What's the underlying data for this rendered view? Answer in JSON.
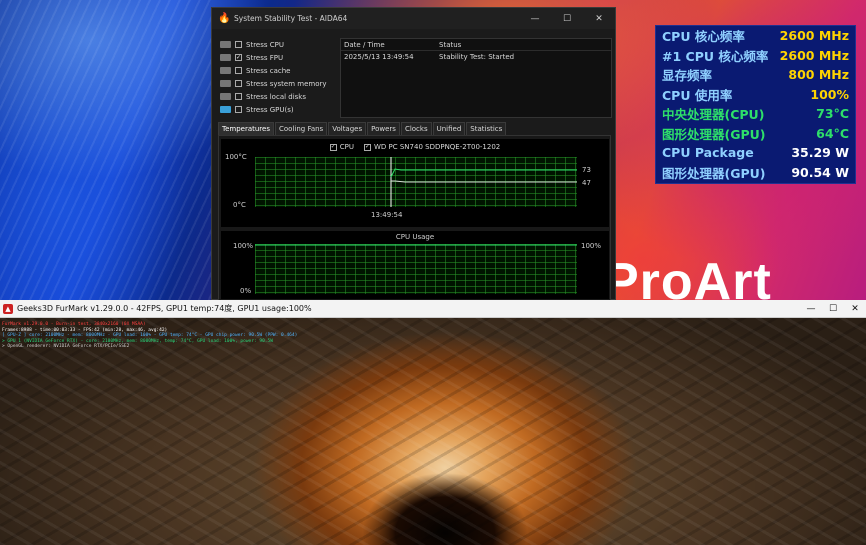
{
  "wallpaper": {
    "brand_text": "ProArt"
  },
  "aida": {
    "title": "System Stability Test - AIDA64",
    "window_buttons": [
      "—",
      "☐",
      "✕"
    ],
    "stress": [
      {
        "label": "Stress CPU",
        "checked": false
      },
      {
        "label": "Stress FPU",
        "checked": true
      },
      {
        "label": "Stress cache",
        "checked": false
      },
      {
        "label": "Stress system memory",
        "checked": false
      },
      {
        "label": "Stress local disks",
        "checked": false
      },
      {
        "label": "Stress GPU(s)",
        "checked": false
      }
    ],
    "log": {
      "col_datetime": "Date / Time",
      "col_status": "Status",
      "row_datetime": "2025/5/13 13:49:54",
      "row_status": "Stability Test: Started"
    },
    "tabs": [
      "Temperatures",
      "Cooling Fans",
      "Voltages",
      "Powers",
      "Clocks",
      "Unified",
      "Statistics"
    ],
    "active_tab": "Temperatures",
    "temp_graph": {
      "legend_cpu": "CPU",
      "legend_disk": "WD PC SN740 SDDPNQE-2T00-1202",
      "y_top": "100°C",
      "y_bottom": "0°C",
      "time_label": "13:49:54",
      "val_cpu": "73",
      "val_disk": "47"
    },
    "usage_graph": {
      "title": "CPU Usage",
      "y_top": "100%",
      "y_bottom": "0%",
      "val_right": "100%"
    }
  },
  "osd": {
    "label_color": "#8fd0ff",
    "rows": [
      {
        "label": "CPU 核心频率",
        "value": "2600 MHz",
        "color": "#ffd400"
      },
      {
        "label": "#1 CPU 核心频率",
        "value": "2600 MHz",
        "color": "#ffd400"
      },
      {
        "label": "显存频率",
        "value": "800 MHz",
        "color": "#ffd400"
      },
      {
        "label": "CPU 使用率",
        "value": "100%",
        "color": "#ffd400"
      },
      {
        "label": "中央处理器(CPU)",
        "value": "73°C",
        "color": "#2ee06a"
      },
      {
        "label": "图形处理器(GPU)",
        "value": "64°C",
        "color": "#2ee06a"
      },
      {
        "label": "CPU Package",
        "value": "35.29 W",
        "color": "#ffffff"
      },
      {
        "label": "图形处理器(GPU)",
        "value": "90.54 W",
        "color": "#ffffff"
      }
    ]
  },
  "furmark": {
    "title": "Geeks3D FurMark v1.29.0.0 - 42FPS, GPU1 temp:74度, GPU1 usage:100%",
    "window_buttons": [
      "—",
      "☐",
      "✕"
    ],
    "osd_lines": [
      {
        "text": "FurMark v1.29.0.0 - Burn-in test, 3840x2160 (0X MSAA)",
        "color": "#ff4040"
      },
      {
        "text": "Frames:8988 - time:00:03:33 - FPS:42 (min:28, max:46, avg:42)",
        "color": "#ffffff"
      },
      {
        "text": "[ GPU-Z ] core: 2100MHz - mem: 8000MHz - GPU load: 100% - GPU temp: 74°C - GPU chip power: 90.5W (PPW: 0.464)",
        "color": "#4fb4ff"
      },
      {
        "text": "> GPU 1 (NVIDIA GeForce RTX) - core: 2100MHz, mem: 8000MHz, temp: 74°C, GPU load: 100%, power: 90.5W",
        "color": "#29d47a"
      },
      {
        "text": "> OpenGL renderer: NVIDIA GeForce RTX/PCIe/SSE2",
        "color": "#cfcfcf"
      }
    ]
  }
}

- - -

**Directive:** The records above need to be given again exactly. Omit the pictures.

**Response:**
What's the underlying data for this rendered view? Answer in JSON.
{
  "wallpaper": {
    "brand_text": "ProArt"
  },
  "aida": {
    "title": "System Stability Test - AIDA64",
    "window_buttons": [
      "—",
      "☐",
      "✕"
    ],
    "stress": [
      {
        "label": "Stress CPU",
        "checked": false
      },
      {
        "label": "Stress FPU",
        "checked": true
      },
      {
        "label": "Stress cache",
        "checked": false
      },
      {
        "label": "Stress system memory",
        "checked": false
      },
      {
        "label": "Stress local disks",
        "checked": false
      },
      {
        "label": "Stress GPU(s)",
        "checked": false
      }
    ],
    "log": {
      "col_datetime": "Date / Time",
      "col_status": "Status",
      "row_datetime": "2025/5/13 13:49:54",
      "row_status": "Stability Test: Started"
    },
    "tabs": [
      "Temperatures",
      "Cooling Fans",
      "Voltages",
      "Powers",
      "Clocks",
      "Unified",
      "Statistics"
    ],
    "active_tab": "Temperatures",
    "temp_graph": {
      "legend_cpu": "CPU",
      "legend_disk": "WD PC SN740 SDDPNQE-2T00-1202",
      "y_top": "100°C",
      "y_bottom": "0°C",
      "time_label": "13:49:54",
      "val_cpu": "73",
      "val_disk": "47"
    },
    "usage_graph": {
      "title": "CPU Usage",
      "y_top": "100%",
      "y_bottom": "0%",
      "val_right": "100%"
    }
  },
  "osd": {
    "label_color": "#8fd0ff",
    "rows": [
      {
        "label": "CPU 核心频率",
        "value": "2600 MHz",
        "color": "#ffd400"
      },
      {
        "label": "#1 CPU 核心频率",
        "value": "2600 MHz",
        "color": "#ffd400"
      },
      {
        "label": "显存频率",
        "value": "800 MHz",
        "color": "#ffd400"
      },
      {
        "label": "CPU 使用率",
        "value": "100%",
        "color": "#ffd400"
      },
      {
        "label": "中央处理器(CPU)",
        "value": "73°C",
        "color": "#2ee06a"
      },
      {
        "label": "图形处理器(GPU)",
        "value": "64°C",
        "color": "#2ee06a"
      },
      {
        "label": "CPU Package",
        "value": "35.29 W",
        "color": "#ffffff"
      },
      {
        "label": "图形处理器(GPU)",
        "value": "90.54 W",
        "color": "#ffffff"
      }
    ]
  },
  "furmark": {
    "title": "Geeks3D FurMark v1.29.0.0 - 42FPS, GPU1 temp:74度, GPU1 usage:100%",
    "window_buttons": [
      "—",
      "☐",
      "✕"
    ],
    "osd_lines": [
      {
        "text": "FurMark v1.29.0.0 - Burn-in test, 3840x2160 (0X MSAA)",
        "color": "#ff4040"
      },
      {
        "text": "Frames:8988 - time:00:03:33 - FPS:42 (min:28, max:46, avg:42)",
        "color": "#ffffff"
      },
      {
        "text": "[ GPU-Z ] core: 2100MHz - mem: 8000MHz - GPU load: 100% - GPU temp: 74°C - GPU chip power: 90.5W (PPW: 0.464)",
        "color": "#4fb4ff"
      },
      {
        "text": "> GPU 1 (NVIDIA GeForce RTX) - core: 2100MHz, mem: 8000MHz, temp: 74°C, GPU load: 100%, power: 90.5W",
        "color": "#29d47a"
      },
      {
        "text": "> OpenGL renderer: NVIDIA GeForce RTX/PCIe/SSE2",
        "color": "#cfcfcf"
      }
    ]
  }
}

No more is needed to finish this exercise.